TASK TO CARRY OUT: What is needed here is an exact copy of every entry.

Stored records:

....................

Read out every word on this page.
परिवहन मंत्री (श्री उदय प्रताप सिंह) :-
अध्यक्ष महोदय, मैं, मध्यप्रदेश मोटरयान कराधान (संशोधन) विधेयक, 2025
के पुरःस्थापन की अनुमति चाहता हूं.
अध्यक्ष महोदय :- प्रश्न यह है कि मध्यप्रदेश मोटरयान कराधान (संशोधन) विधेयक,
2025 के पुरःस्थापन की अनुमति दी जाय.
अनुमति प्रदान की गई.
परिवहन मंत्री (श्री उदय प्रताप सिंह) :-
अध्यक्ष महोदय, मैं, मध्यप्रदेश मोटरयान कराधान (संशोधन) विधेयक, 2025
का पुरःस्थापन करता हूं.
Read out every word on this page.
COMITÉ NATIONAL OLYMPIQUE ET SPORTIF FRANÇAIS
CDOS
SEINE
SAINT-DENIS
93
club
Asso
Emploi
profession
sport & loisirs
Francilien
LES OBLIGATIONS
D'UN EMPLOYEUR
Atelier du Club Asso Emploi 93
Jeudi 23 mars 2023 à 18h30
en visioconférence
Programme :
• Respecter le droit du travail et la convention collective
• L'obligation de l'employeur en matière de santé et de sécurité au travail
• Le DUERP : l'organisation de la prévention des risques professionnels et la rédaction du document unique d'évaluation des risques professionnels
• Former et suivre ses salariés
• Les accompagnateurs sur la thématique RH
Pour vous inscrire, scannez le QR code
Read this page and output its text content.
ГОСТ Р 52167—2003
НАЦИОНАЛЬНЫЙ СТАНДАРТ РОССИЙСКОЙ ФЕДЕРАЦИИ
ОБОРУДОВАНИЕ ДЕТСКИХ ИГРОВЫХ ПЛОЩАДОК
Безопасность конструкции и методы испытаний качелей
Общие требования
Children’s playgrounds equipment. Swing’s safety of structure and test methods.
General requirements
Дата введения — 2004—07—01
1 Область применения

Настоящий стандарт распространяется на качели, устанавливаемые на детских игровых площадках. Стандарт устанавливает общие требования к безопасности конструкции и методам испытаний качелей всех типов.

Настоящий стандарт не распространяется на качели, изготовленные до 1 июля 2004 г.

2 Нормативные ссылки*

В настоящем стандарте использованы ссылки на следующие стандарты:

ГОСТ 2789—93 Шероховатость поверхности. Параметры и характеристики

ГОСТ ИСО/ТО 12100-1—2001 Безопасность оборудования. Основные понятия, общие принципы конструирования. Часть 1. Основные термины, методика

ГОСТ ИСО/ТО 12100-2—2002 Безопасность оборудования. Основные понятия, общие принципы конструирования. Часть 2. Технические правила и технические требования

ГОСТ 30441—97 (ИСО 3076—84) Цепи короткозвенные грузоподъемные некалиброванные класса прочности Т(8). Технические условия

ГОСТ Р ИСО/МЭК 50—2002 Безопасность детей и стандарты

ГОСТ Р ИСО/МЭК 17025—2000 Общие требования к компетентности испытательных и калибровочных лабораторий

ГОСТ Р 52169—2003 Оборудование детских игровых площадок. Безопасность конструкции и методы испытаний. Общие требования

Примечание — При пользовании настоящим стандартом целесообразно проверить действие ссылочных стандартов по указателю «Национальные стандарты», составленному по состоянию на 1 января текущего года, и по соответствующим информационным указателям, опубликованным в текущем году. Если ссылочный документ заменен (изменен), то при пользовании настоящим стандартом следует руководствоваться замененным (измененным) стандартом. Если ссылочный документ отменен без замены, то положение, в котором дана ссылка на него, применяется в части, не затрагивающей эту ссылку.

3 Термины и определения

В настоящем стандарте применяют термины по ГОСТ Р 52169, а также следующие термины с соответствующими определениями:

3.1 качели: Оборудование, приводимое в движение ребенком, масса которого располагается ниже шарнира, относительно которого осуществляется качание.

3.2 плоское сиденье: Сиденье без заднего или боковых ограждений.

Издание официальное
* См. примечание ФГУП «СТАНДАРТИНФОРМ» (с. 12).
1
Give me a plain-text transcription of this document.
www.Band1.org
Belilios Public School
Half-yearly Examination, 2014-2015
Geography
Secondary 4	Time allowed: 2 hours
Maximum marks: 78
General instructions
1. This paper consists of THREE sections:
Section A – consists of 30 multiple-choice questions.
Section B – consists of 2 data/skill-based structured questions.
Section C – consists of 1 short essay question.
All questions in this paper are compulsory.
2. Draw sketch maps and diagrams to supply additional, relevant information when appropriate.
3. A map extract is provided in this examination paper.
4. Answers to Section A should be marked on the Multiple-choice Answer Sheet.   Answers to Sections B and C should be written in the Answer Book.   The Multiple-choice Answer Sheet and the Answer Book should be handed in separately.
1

....................

RESULT OF THIS EXERCISE:
Read out every word on this page.
परिवहन मंत्री (श्री उदय प्रताप सिंह) :-
अध्यक्ष महोदय, मैं, मध्यप्रदेश मोटरयान कराधान (संशोधन) विधेयक, 2025
के पुरःस्थापन की अनुमति चाहता हूं.
अध्यक्ष महोदय :- प्रश्न यह है कि मध्यप्रदेश मोटरयान कराधान (संशोधन) विधेयक,
2025 के पुरःस्थापन की अनुमति दी जाय.
अनुमति प्रदान की गई.
परिवहन मंत्री (श्री उदय प्रताप सिंह) :-
अध्यक्ष महोदय, मैं, मध्यप्रदेश मोटरयान कराधान (संशोधन) विधेयक, 2025
का पुरःस्थापन करता हूं.
Read out every word on this page.
COMITÉ NATIONAL OLYMPIQUE ET SPORTIF FRANÇAIS
CDOS
SEINE
SAINT-DENIS
93
club
Asso
Emploi
profession
sport & loisirs
Francilien
LES OBLIGATIONS
D'UN EMPLOYEUR
Atelier du Club Asso Emploi 93
Jeudi 23 mars 2023 à 18h30
en visioconférence
Programme :
• Respecter le droit du travail et la convention collective
• L'obligation de l'employeur en matière de santé et de sécurité au travail
• Le DUERP : l'organisation de la prévention des risques professionnels et la rédaction du document unique d'évaluation des risques professionnels
• Former et suivre ses salariés
• Les accompagnateurs sur la thématique RH
Pour vous inscrire, scannez le QR code
Read this page and output its text content.
ГОСТ Р 52167—2003
НАЦИОНАЛЬНЫЙ СТАНДАРТ РОССИЙСКОЙ ФЕДЕРАЦИИ
ОБОРУДОВАНИЕ ДЕТСКИХ ИГРОВЫХ ПЛОЩАДОК
Безопасность конструкции и методы испытаний качелей
Общие требования
Children’s playgrounds equipment. Swing’s safety of structure and test methods.
General requirements
Дата введения — 2004—07—01
1 Область применения

Настоящий стандарт распространяется на качели, устанавливаемые на детских игровых площадках. Стандарт устанавливает общие требования к безопасности конструкции и методам испытаний качелей всех типов.

Настоящий стандарт не распространяется на качели, изготовленные до 1 июля 2004 г.

2 Нормативные ссылки*

В настоящем стандарте использованы ссылки на следующие стандарты:

ГОСТ 2789—93 Шероховатость поверхности. Параметры и характеристики

ГОСТ ИСО/ТО 12100-1—2001 Безопасность оборудования. Основные понятия, общие принципы конструирования. Часть 1. Основные термины, методика

ГОСТ ИСО/ТО 12100-2—2002 Безопасность оборудования. Основные понятия, общие принципы конструирования. Часть 2. Технические правила и технические требования

ГОСТ 30441—97 (ИСО 3076—84) Цепи короткозвенные грузоподъемные некалиброванные класса прочности Т(8). Технические условия

ГОСТ Р ИСО/МЭК 50—2002 Безопасность детей и стандарты

ГОСТ Р ИСО/МЭК 17025—2000 Общие требования к компетентности испытательных и калибровочных лабораторий

ГОСТ Р 52169—2003 Оборудование детских игровых площадок. Безопасность конструкции и методы испытаний. Общие требования

Примечание — При пользовании настоящим стандартом целесообразно проверить действие ссылочных стандартов по указателю «Национальные стандарты», составленному по состоянию на 1 января текущего года, и по соответствующим информационным указателям, опубликованным в текущем году. Если ссылочный документ заменен (изменен), то при пользовании настоящим стандартом следует руководствоваться замененным (измененным) стандартом. Если ссылочный документ отменен без замены, то положение, в котором дана ссылка на него, применяется в части, не затрагивающей эту ссылку.

3 Термины и определения

В настоящем стандарте применяют термины по ГОСТ Р 52169, а также следующие термины с соответствующими определениями:

3.1 качели: Оборудование, приводимое в движение ребенком, масса которого располагается ниже шарнира, относительно которого осуществляется качание.

3.2 плоское сиденье: Сиденье без заднего или боковых ограждений.

Издание официальное
* См. примечание ФГУП «СТАНДАРТИНФОРМ» (с. 12).
1
Give me a plain-text transcription of this document.
www.Band1.org
Belilios Public School
Half-yearly Examination, 2014-2015
Geography
Secondary 4	Time allowed: 2 hours
Maximum marks: 78
General instructions
1. This paper consists of THREE sections:
Section A – consists of 30 multiple-choice questions.
Section B – consists of 2 data/skill-based structured questions.
Section C – consists of 1 short essay question.
All questions in this paper are compulsory.
2. Draw sketch maps and diagrams to supply additional, relevant information when appropriate.
3. A map extract is provided in this examination paper.
4. Answers to Section A should be marked on the Multiple-choice Answer Sheet.   Answers to Sections B and C should be written in the Answer Book.   The Multiple-choice Answer Sheet and the Answer Book should be handed in separately.
1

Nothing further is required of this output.